-------- Records for processing

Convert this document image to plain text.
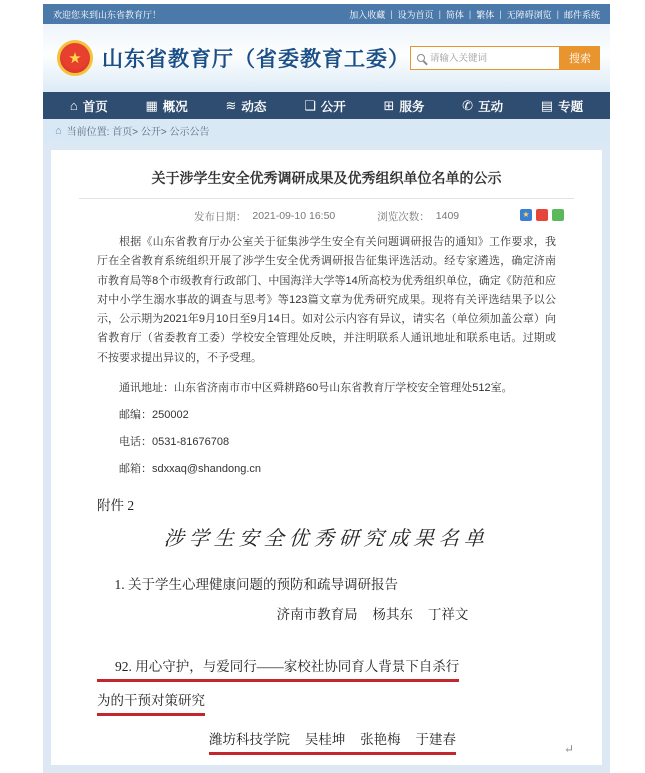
欢迎您来到山东省教育厅！	加入收藏 | 设为首页 | 简体 | 繁体 | 无障碍浏览 | 邮件系统
★ 山东省教育厅（省委教育工委）
请输入关键词	搜索
⌂ 首页	▦ 概况	≋ 动态	❏ 公开	⊞ 服务	✆ 互动	▤ 专题
⌂ 当前位置: 首页> 公开> 公示公告
关于涉学生安全优秀调研成果及优秀组织单位名单的公示
发布日期： 2021-09-10 16:50	浏览次数： 1409	★

根据《山东省教育厅办公室关于征集涉学生安全有关问题调研报告的通知》工作要求，我厅在全省教育系统组织开展了涉学生安全优秀调研报告征集评选活动。经专家遴选，确定济南市教育局等8个市级教育行政部门、中国海洋大学等14所高校为优秀组织单位，确定《防范和应对中小学生溺水事故的调查与思考》等123篇文章为优秀研究成果。现将有关评选结果予以公示，公示期为2021年9月10日至9月14日。如对公示内容有异议，请实名（单位须加盖公章）向省教育厅（省委教育工委）学校安全管理处反映，并注明联系人通讯地址和联系电话。过期或不按要求提出异议的，不予受理。

通讯地址：山东省济南市市中区舜耕路60号山东省教育厅学校安全管理处512室。

邮编：250002

电话：0531-81676708

邮箱：sdxxaq@shandong.cn

附件 2
涉学生安全优秀研究成果名单
1. 关于学生心理健康问题的预防和疏导调研报告
济南市教育局 杨其东 丁祥文
92. 用心守护，与爱同行——家校社协同育人背景下自杀行
为的干预对策研究
潍坊科技学院 吴桂坤 张艳梅 于建春
↵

----------------

Given task: Copy each line of the records above that carries the word "省委教育工委".

Written solution:
★ 山东省教育厅（省委教育工委）
根据《山东省教育厅办公室关于征集涉学生安全有关问题调研报告的通知》工作要求，我厅在全省教育系统组织开展了涉学生安全优秀调研报告征集评选活动。经专家遴选，确定济南市教育局等8个市级教育行政部门、中国海洋大学等14所高校为优秀组织单位，确定《防范和应对中小学生溺水事故的调查与思考》等123篇文章为优秀研究成果。现将有关评选结果予以公示，公示期为2021年9月10日至9月14日。如对公示内容有异议，请实名（单位须加盖公章）向省教育厅（省委教育工委）学校安全管理处反映，并注明联系人通讯地址和联系电话。过期或不按要求提出异议的，不予受理。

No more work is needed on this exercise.